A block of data
##########
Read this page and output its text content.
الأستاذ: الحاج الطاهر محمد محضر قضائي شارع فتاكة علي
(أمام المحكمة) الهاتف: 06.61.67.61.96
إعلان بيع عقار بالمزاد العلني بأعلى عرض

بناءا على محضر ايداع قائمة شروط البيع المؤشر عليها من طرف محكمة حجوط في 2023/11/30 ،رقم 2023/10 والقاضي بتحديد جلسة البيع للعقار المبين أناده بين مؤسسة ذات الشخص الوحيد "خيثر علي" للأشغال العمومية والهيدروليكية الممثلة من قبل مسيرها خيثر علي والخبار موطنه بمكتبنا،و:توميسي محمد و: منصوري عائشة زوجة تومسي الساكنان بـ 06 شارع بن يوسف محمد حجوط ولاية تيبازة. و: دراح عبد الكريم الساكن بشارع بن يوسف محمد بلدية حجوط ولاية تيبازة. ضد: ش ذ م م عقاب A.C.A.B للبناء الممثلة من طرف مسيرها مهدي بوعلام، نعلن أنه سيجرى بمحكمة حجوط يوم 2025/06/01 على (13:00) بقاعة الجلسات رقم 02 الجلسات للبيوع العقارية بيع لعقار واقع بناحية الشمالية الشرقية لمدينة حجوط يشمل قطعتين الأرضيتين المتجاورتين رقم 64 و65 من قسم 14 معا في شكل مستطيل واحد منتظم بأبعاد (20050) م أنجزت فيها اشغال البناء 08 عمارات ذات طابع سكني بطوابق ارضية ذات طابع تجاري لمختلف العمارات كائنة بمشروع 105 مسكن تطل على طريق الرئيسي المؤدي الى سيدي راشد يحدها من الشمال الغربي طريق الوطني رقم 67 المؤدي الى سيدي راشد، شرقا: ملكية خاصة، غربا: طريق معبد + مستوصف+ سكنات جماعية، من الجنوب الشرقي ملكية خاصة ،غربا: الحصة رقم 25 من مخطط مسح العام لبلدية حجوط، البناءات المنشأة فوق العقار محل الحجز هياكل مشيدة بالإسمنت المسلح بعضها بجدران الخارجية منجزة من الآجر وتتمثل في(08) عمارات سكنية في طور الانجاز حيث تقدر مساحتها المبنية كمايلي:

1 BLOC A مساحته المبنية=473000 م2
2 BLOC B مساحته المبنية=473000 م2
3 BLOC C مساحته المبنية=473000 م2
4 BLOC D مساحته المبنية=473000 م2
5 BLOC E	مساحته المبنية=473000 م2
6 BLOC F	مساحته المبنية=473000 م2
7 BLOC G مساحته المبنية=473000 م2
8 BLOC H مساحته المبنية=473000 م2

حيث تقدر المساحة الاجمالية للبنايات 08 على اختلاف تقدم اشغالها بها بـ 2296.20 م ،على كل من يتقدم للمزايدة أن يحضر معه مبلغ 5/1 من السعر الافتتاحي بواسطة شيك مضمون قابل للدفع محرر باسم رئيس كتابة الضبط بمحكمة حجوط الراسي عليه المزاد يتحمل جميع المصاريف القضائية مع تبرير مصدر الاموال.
##########
- **What you should do**: Set down every record above exactly as given.

- **Complete answer**:
Read this page and output its text content.
الأستاذ: الحاج الطاهر محمد محضر قضائي شارع فتاكة علي
(أمام المحكمة) الهاتف: 06.61.67.61.96
إعلان بيع عقار بالمزاد العلني بأعلى عرض

بناءا على محضر ايداع قائمة شروط البيع المؤشر عليها من طرف محكمة حجوط في 2023/11/30 ،رقم 2023/10 والقاضي بتحديد جلسة البيع للعقار المبين أناده بين مؤسسة ذات الشخص الوحيد "خيثر علي" للأشغال العمومية والهيدروليكية الممثلة من قبل مسيرها خيثر علي والخبار موطنه بمكتبنا،و:توميسي محمد و: منصوري عائشة زوجة تومسي الساكنان بـ 06 شارع بن يوسف محمد حجوط ولاية تيبازة. و: دراح عبد الكريم الساكن بشارع بن يوسف محمد بلدية حجوط ولاية تيبازة. ضد: ش ذ م م عقاب A.C.A.B للبناء الممثلة من طرف مسيرها مهدي بوعلام، نعلن أنه سيجرى بمحكمة حجوط يوم 2025/06/01 على (13:00) بقاعة الجلسات رقم 02 الجلسات للبيوع العقارية بيع لعقار واقع بناحية الشمالية الشرقية لمدينة حجوط يشمل قطعتين الأرضيتين المتجاورتين رقم 64 و65 من قسم 14 معا في شكل مستطيل واحد منتظم بأبعاد (20050) م أنجزت فيها اشغال البناء 08 عمارات ذات طابع سكني بطوابق ارضية ذات طابع تجاري لمختلف العمارات كائنة بمشروع 105 مسكن تطل على طريق الرئيسي المؤدي الى سيدي راشد يحدها من الشمال الغربي طريق الوطني رقم 67 المؤدي الى سيدي راشد، شرقا: ملكية خاصة، غربا: طريق معبد + مستوصف+ سكنات جماعية، من الجنوب الشرقي ملكية خاصة ،غربا: الحصة رقم 25 من مخطط مسح العام لبلدية حجوط، البناءات المنشأة فوق العقار محل الحجز هياكل مشيدة بالإسمنت المسلح بعضها بجدران الخارجية منجزة من الآجر وتتمثل في(08) عمارات سكنية في طور الانجاز حيث تقدر مساحتها المبنية كمايلي:

1 BLOC A مساحته المبنية=473000 م2
2 BLOC B مساحته المبنية=473000 م2
3 BLOC C مساحته المبنية=473000 م2
4 BLOC D مساحته المبنية=473000 م2
5 BLOC E	مساحته المبنية=473000 م2
6 BLOC F	مساحته المبنية=473000 م2
7 BLOC G مساحته المبنية=473000 م2
8 BLOC H مساحته المبنية=473000 م2

حيث تقدر المساحة الاجمالية للبنايات 08 على اختلاف تقدم اشغالها بها بـ 2296.20 م ،على كل من يتقدم للمزايدة أن يحضر معه مبلغ 5/1 من السعر الافتتاحي بواسطة شيك مضمون قابل للدفع محرر باسم رئيس كتابة الضبط بمحكمة حجوط الراسي عليه المزاد يتحمل جميع المصاريف القضائية مع تبرير مصدر الاموال.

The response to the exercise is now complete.